+++ SUPPLIED INFORMATION +++

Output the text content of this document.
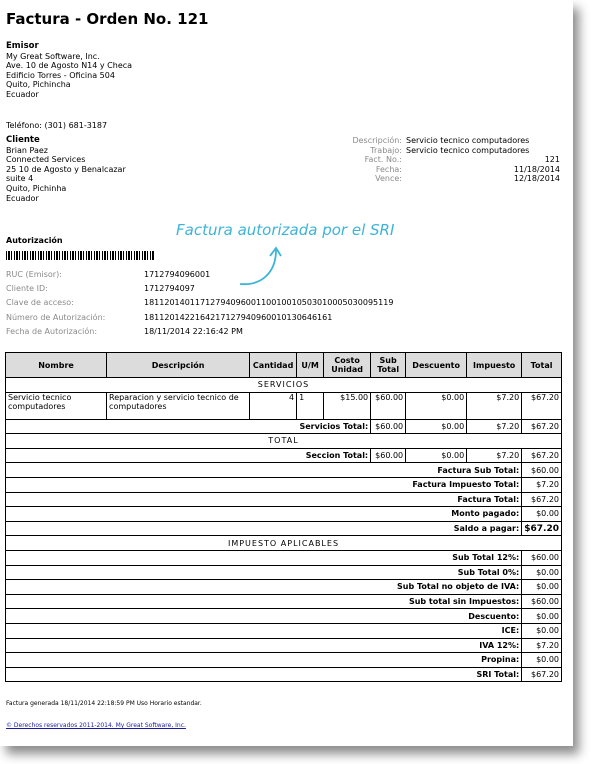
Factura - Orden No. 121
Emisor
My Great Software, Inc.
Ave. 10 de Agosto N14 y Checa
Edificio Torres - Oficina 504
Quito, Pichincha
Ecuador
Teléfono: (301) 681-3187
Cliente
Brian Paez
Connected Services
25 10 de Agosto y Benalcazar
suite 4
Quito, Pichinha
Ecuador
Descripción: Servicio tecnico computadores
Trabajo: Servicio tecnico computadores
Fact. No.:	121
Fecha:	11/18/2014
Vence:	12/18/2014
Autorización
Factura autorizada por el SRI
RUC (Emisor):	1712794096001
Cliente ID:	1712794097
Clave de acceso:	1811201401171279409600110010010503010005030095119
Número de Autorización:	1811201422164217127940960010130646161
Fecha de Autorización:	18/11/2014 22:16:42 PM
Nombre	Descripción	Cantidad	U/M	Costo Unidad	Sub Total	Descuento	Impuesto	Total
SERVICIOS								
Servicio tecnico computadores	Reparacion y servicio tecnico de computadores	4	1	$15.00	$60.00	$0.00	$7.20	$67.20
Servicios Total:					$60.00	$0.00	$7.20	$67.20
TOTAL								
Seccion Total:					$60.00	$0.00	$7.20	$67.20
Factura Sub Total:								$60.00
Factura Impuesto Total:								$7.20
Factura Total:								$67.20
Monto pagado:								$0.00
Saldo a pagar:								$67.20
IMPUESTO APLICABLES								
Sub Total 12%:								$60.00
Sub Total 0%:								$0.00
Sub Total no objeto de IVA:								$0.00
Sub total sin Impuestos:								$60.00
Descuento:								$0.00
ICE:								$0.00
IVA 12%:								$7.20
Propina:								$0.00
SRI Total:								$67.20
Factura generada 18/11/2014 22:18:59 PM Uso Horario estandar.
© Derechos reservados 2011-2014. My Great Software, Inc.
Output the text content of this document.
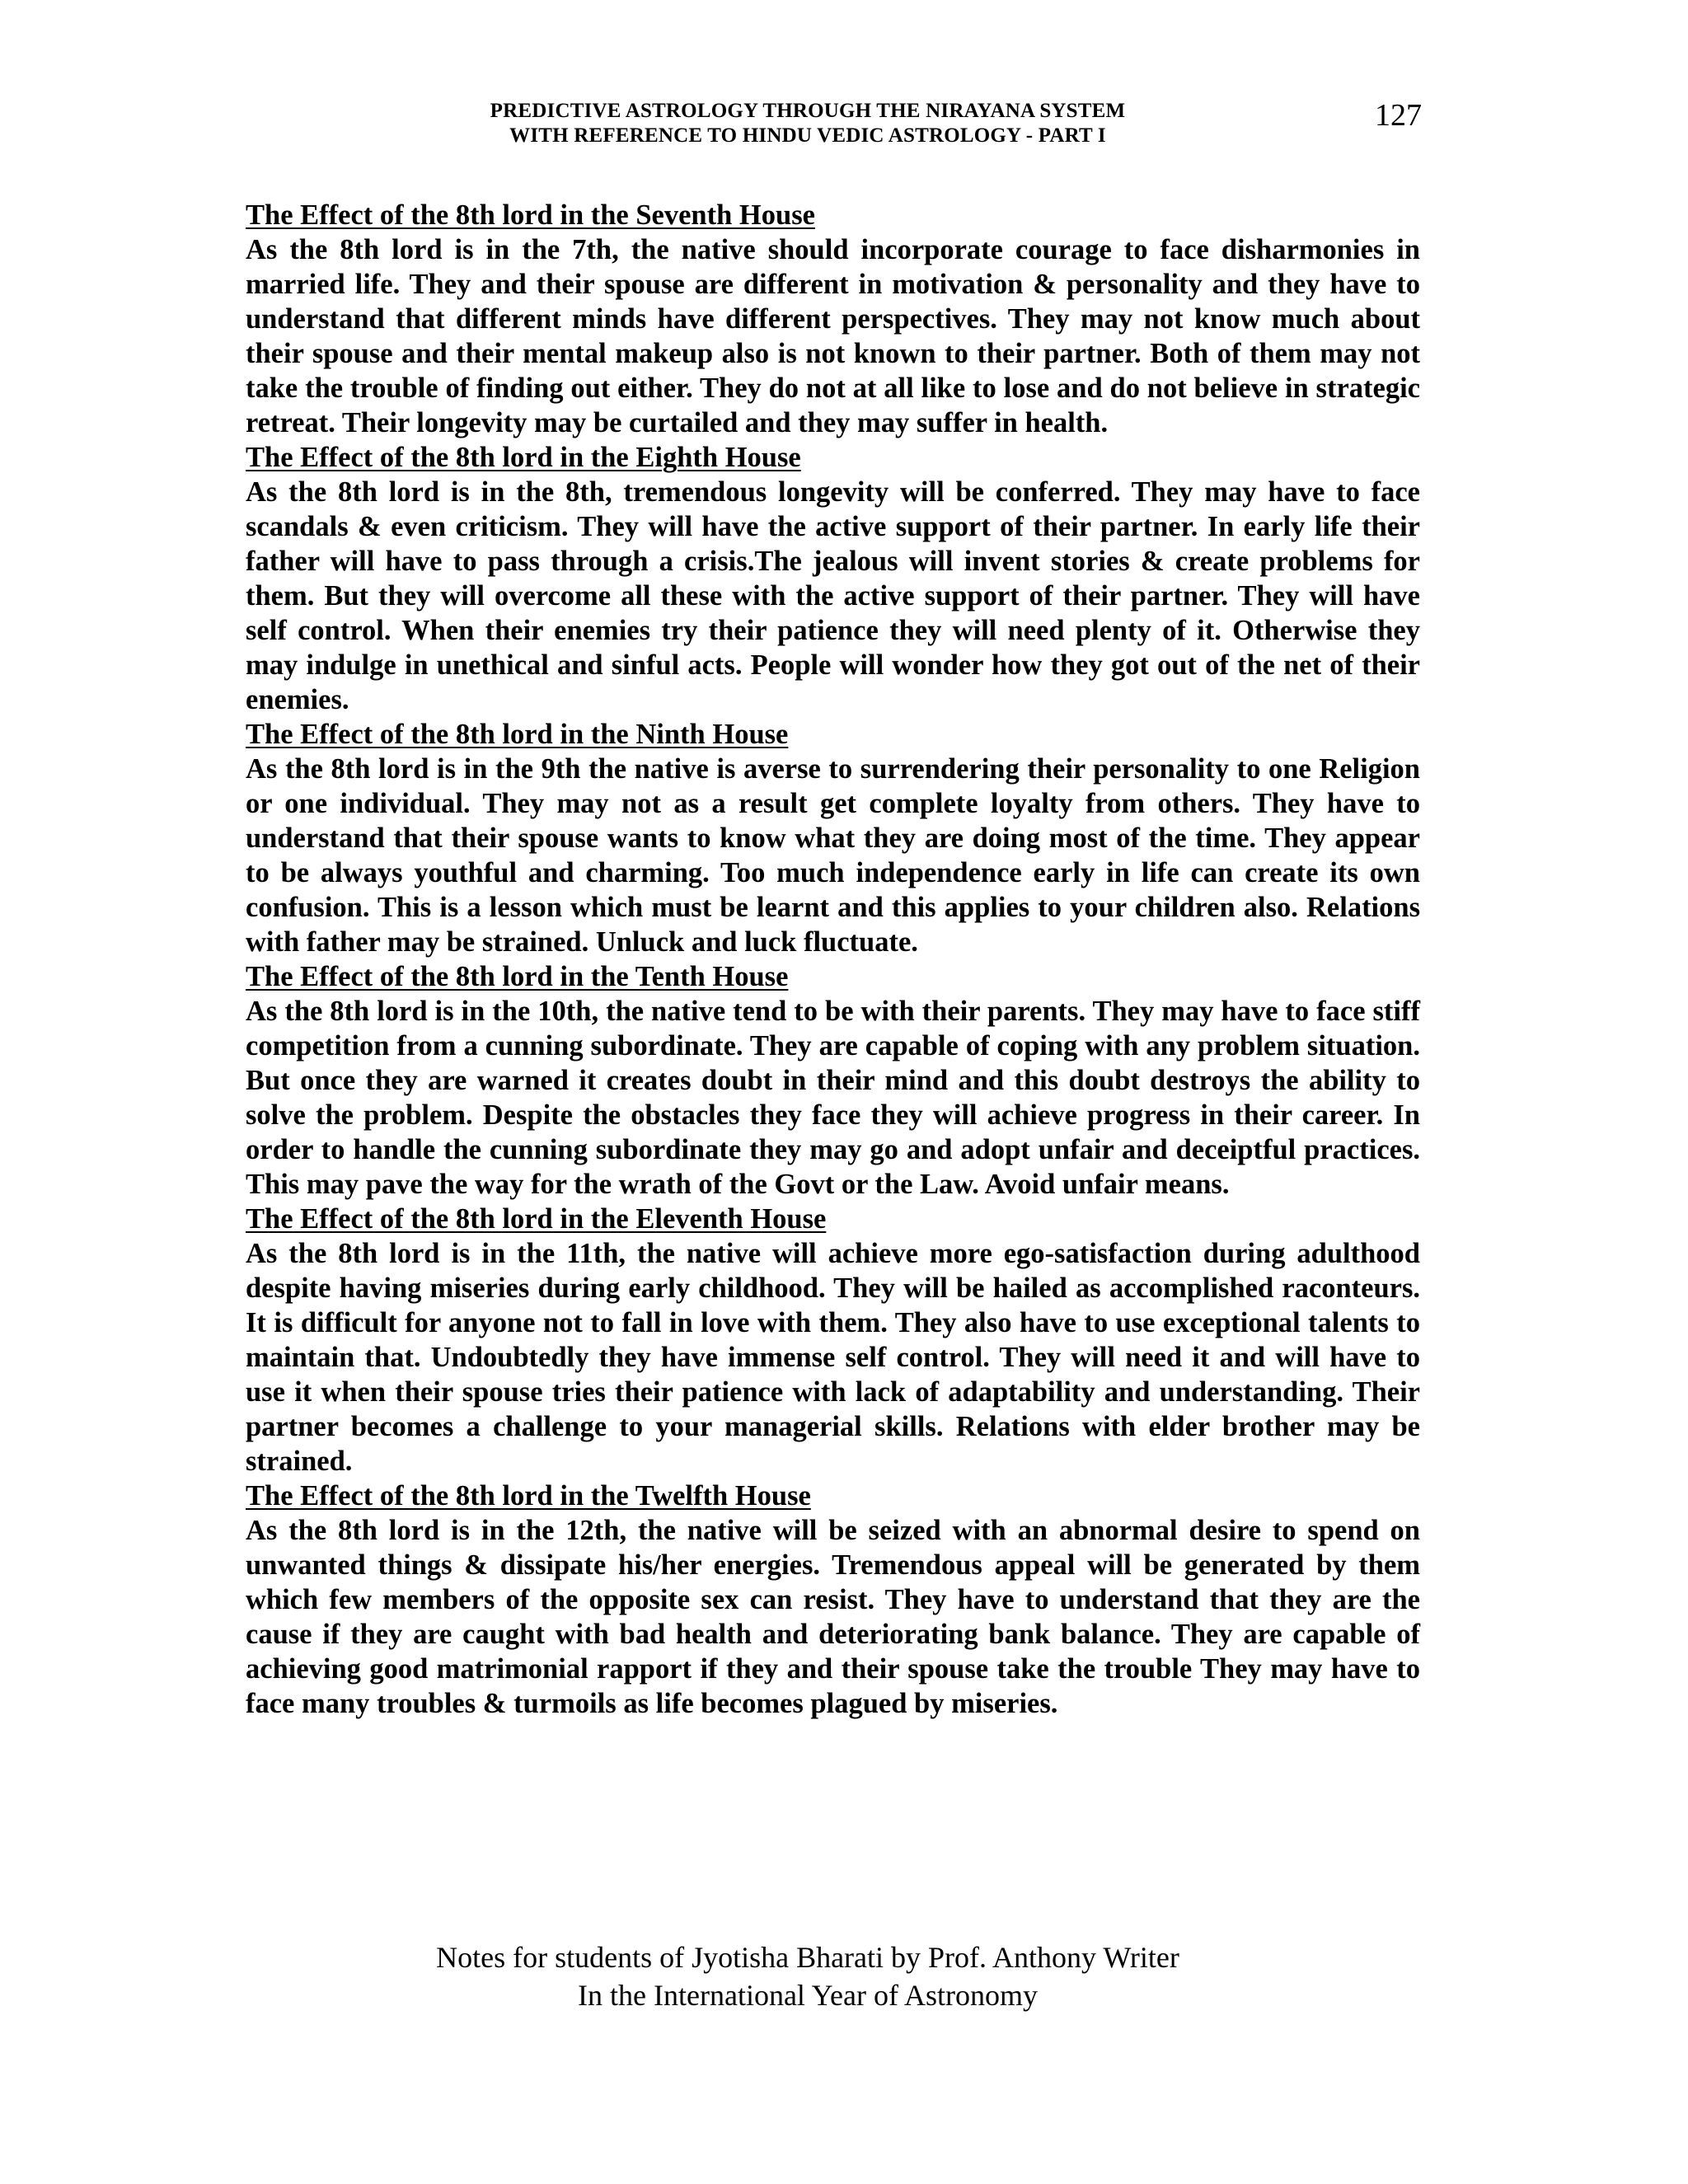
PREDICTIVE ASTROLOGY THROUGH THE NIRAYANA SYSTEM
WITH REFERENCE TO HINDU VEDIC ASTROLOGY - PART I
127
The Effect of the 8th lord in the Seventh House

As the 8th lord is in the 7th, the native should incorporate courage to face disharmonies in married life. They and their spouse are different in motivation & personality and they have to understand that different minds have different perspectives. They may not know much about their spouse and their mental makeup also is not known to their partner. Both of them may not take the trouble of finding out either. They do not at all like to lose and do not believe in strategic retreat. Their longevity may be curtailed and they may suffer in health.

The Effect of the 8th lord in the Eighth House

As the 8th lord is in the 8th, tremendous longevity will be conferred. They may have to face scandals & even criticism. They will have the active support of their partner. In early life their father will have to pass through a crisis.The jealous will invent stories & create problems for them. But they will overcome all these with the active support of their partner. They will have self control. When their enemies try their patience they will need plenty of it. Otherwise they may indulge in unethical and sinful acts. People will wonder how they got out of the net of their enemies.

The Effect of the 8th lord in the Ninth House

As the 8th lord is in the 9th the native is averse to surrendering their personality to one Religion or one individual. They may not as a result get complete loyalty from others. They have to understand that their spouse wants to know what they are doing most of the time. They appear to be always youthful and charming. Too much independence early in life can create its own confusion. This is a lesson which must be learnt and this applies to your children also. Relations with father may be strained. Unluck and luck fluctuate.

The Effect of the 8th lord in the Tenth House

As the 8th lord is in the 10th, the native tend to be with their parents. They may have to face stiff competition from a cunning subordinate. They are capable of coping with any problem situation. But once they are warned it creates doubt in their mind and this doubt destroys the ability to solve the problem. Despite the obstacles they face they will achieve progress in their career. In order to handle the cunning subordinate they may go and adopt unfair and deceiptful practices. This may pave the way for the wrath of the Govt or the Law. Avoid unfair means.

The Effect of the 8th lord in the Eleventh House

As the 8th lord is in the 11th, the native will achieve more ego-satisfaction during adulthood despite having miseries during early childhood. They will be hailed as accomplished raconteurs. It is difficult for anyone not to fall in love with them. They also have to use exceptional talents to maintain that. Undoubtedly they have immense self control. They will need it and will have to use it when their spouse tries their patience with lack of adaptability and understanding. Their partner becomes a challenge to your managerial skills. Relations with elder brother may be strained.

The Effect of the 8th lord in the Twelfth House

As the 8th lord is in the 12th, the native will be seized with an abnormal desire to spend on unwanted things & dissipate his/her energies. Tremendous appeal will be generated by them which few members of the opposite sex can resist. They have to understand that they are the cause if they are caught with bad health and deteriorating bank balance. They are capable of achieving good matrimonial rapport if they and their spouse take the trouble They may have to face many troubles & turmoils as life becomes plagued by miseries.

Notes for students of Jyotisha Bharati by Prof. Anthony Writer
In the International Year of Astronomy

+++

- _WORK REQUIRED_: Pictures are excluded; copy every other part of the records exactly.

- _COMPLETE OUTPUT_:
Output the text content of this document.
Factura - Orden No. 121
Emisor
My Great Software, Inc.
Ave. 10 de Agosto N14 y Checa
Edificio Torres - Oficina 504
Quito, Pichincha
Ecuador
Teléfono: (301) 681-3187
Cliente
Brian Paez
Connected Services
25 10 de Agosto y Benalcazar
suite 4
Quito, Pichinha
Ecuador
Descripción: Servicio tecnico computadores
Trabajo: Servicio tecnico computadores
Fact. No.:	121
Fecha:	11/18/2014
Vence:	12/18/2014
Autorización
Factura autorizada por el SRI
RUC (Emisor):	1712794096001
Cliente ID:	1712794097
Clave de acceso:	1811201401171279409600110010010503010005030095119
Número de Autorización:	1811201422164217127940960010130646161
Fecha de Autorización:	18/11/2014 22:16:42 PM
Nombre	Descripción	Cantidad	U/M	Costo Unidad	Sub Total	Descuento	Impuesto	Total
SERVICIOS								
Servicio tecnico computadores	Reparacion y servicio tecnico de computadores	4	1	$15.00	$60.00	$0.00	$7.20	$67.20
Servicios Total:					$60.00	$0.00	$7.20	$67.20
TOTAL								
Seccion Total:					$60.00	$0.00	$7.20	$67.20
Factura Sub Total:								$60.00
Factura Impuesto Total:								$7.20
Factura Total:								$67.20
Monto pagado:								$0.00
Saldo a pagar:								$67.20
IMPUESTO APLICABLES								
Sub Total 12%:								$60.00
Sub Total 0%:								$0.00
Sub Total no objeto de IVA:								$0.00
Sub total sin Impuestos:								$60.00
Descuento:								$0.00
ICE:								$0.00
IVA 12%:								$7.20
Propina:								$0.00
SRI Total:								$67.20
Factura generada 18/11/2014 22:18:59 PM Uso Horario estandar.
© Derechos reservados 2011-2014. My Great Software, Inc.
Output the text content of this document.
PREDICTIVE ASTROLOGY THROUGH THE NIRAYANA SYSTEM
WITH REFERENCE TO HINDU VEDIC ASTROLOGY - PART I
127
The Effect of the 8th lord in the Seventh House

As the 8th lord is in the 7th, the native should incorporate courage to face disharmonies in married life. They and their spouse are different in motivation & personality and they have to understand that different minds have different perspectives. They may not know much about their spouse and their mental makeup also is not known to their partner. Both of them may not take the trouble of finding out either. They do not at all like to lose and do not believe in strategic retreat. Their longevity may be curtailed and they may suffer in health.

The Effect of the 8th lord in the Eighth House

As the 8th lord is in the 8th, tremendous longevity will be conferred. They may have to face scandals & even criticism. They will have the active support of their partner. In early life their father will have to pass through a crisis.The jealous will invent stories & create problems for them. But they will overcome all these with the active support of their partner. They will have self control. When their enemies try their patience they will need plenty of it. Otherwise they may indulge in unethical and sinful acts. People will wonder how they got out of the net of their enemies.

The Effect of the 8th lord in the Ninth House

As the 8th lord is in the 9th the native is averse to surrendering their personality to one Religion or one individual. They may not as a result get complete loyalty from others. They have to understand that their spouse wants to know what they are doing most of the time. They appear to be always youthful and charming. Too much independence early in life can create its own confusion. This is a lesson which must be learnt and this applies to your children also. Relations with father may be strained. Unluck and luck fluctuate.

The Effect of the 8th lord in the Tenth House

As the 8th lord is in the 10th, the native tend to be with their parents. They may have to face stiff competition from a cunning subordinate. They are capable of coping with any problem situation. But once they are warned it creates doubt in their mind and this doubt destroys the ability to solve the problem. Despite the obstacles they face they will achieve progress in their career. In order to handle the cunning subordinate they may go and adopt unfair and deceiptful practices. This may pave the way for the wrath of the Govt or the Law. Avoid unfair means.

The Effect of the 8th lord in the Eleventh House

As the 8th lord is in the 11th, the native will achieve more ego-satisfaction during adulthood despite having miseries during early childhood. They will be hailed as accomplished raconteurs. It is difficult for anyone not to fall in love with them. They also have to use exceptional talents to maintain that. Undoubtedly they have immense self control. They will need it and will have to use it when their spouse tries their patience with lack of adaptability and understanding. Their partner becomes a challenge to your managerial skills. Relations with elder brother may be strained.

The Effect of the 8th lord in the Twelfth House

As the 8th lord is in the 12th, the native will be seized with an abnormal desire to spend on unwanted things & dissipate his/her energies. Tremendous appeal will be generated by them which few members of the opposite sex can resist. They have to understand that they are the cause if they are caught with bad health and deteriorating bank balance. They are capable of achieving good matrimonial rapport if they and their spouse take the trouble They may have to face many troubles & turmoils as life becomes plagued by miseries.

Notes for students of Jyotisha Bharati by Prof. Anthony Writer
In the International Year of Astronomy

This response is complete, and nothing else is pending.